YOUR TASK –
The listing beneath should be written out in full, exactly as shown.

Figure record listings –
********************

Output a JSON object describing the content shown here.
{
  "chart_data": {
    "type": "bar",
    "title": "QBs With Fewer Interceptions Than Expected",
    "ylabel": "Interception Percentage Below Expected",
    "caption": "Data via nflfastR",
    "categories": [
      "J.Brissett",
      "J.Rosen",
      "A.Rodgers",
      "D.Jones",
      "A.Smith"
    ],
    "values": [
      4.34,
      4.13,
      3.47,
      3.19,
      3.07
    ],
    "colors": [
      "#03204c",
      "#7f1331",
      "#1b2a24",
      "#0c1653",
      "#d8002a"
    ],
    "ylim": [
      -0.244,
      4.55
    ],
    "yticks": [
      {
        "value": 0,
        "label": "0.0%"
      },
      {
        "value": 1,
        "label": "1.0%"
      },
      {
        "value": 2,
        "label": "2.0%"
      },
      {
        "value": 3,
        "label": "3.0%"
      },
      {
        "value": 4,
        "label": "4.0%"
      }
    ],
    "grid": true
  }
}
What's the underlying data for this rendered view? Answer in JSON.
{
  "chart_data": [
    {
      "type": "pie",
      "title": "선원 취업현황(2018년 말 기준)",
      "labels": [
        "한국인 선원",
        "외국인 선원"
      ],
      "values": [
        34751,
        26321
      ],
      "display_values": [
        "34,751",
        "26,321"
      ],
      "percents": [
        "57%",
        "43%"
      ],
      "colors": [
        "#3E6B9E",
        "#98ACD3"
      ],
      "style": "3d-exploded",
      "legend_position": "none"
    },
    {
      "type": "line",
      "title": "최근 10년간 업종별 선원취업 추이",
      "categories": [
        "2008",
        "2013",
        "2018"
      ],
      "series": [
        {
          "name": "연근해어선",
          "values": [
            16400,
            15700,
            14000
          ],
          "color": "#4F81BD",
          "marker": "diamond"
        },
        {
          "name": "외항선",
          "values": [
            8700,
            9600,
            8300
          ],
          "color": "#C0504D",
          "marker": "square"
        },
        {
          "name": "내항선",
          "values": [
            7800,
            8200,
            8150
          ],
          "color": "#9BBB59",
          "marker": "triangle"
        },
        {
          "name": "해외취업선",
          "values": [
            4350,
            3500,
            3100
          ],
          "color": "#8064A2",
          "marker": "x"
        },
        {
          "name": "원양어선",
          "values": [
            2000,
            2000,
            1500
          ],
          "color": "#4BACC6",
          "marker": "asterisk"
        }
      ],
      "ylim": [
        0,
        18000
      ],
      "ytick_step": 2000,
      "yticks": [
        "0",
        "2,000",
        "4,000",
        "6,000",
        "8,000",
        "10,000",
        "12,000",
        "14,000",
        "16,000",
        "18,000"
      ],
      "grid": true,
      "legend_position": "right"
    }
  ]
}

********************

FINISHED EXERCISE –
Output a JSON object describing the content shown here.
{
  "chart_data": {
    "type": "bar",
    "title": "QBs With Fewer Interceptions Than Expected",
    "ylabel": "Interception Percentage Below Expected",
    "caption": "Data via nflfastR",
    "categories": [
      "J.Brissett",
      "J.Rosen",
      "A.Rodgers",
      "D.Jones",
      "A.Smith"
    ],
    "values": [
      4.34,
      4.13,
      3.47,
      3.19,
      3.07
    ],
    "colors": [
      "#03204c",
      "#7f1331",
      "#1b2a24",
      "#0c1653",
      "#d8002a"
    ],
    "ylim": [
      -0.244,
      4.55
    ],
    "yticks": [
      {
        "value": 0,
        "label": "0.0%"
      },
      {
        "value": 1,
        "label": "1.0%"
      },
      {
        "value": 2,
        "label": "2.0%"
      },
      {
        "value": 3,
        "label": "3.0%"
      },
      {
        "value": 4,
        "label": "4.0%"
      }
    ],
    "grid": true
  }
}
What's the underlying data for this rendered view? Answer in JSON.
{
  "chart_data": [
    {
      "type": "pie",
      "title": "선원 취업현황(2018년 말 기준)",
      "labels": [
        "한국인 선원",
        "외국인 선원"
      ],
      "values": [
        34751,
        26321
      ],
      "display_values": [
        "34,751",
        "26,321"
      ],
      "percents": [
        "57%",
        "43%"
      ],
      "colors": [
        "#3E6B9E",
        "#98ACD3"
      ],
      "style": "3d-exploded",
      "legend_position": "none"
    },
    {
      "type": "line",
      "title": "최근 10년간 업종별 선원취업 추이",
      "categories": [
        "2008",
        "2013",
        "2018"
      ],
      "series": [
        {
          "name": "연근해어선",
          "values": [
            16400,
            15700,
            14000
          ],
          "color": "#4F81BD",
          "marker": "diamond"
        },
        {
          "name": "외항선",
          "values": [
            8700,
            9600,
            8300
          ],
          "color": "#C0504D",
          "marker": "square"
        },
        {
          "name": "내항선",
          "values": [
            7800,
            8200,
            8150
          ],
          "color": "#9BBB59",
          "marker": "triangle"
        },
        {
          "name": "해외취업선",
          "values": [
            4350,
            3500,
            3100
          ],
          "color": "#8064A2",
          "marker": "x"
        },
        {
          "name": "원양어선",
          "values": [
            2000,
            2000,
            1500
          ],
          "color": "#4BACC6",
          "marker": "asterisk"
        }
      ],
      "ylim": [
        0,
        18000
      ],
      "ytick_step": 2000,
      "yticks": [
        "0",
        "2,000",
        "4,000",
        "6,000",
        "8,000",
        "10,000",
        "12,000",
        "14,000",
        "16,000",
        "18,000"
      ],
      "grid": true,
      "legend_position": "right"
    }
  ]
}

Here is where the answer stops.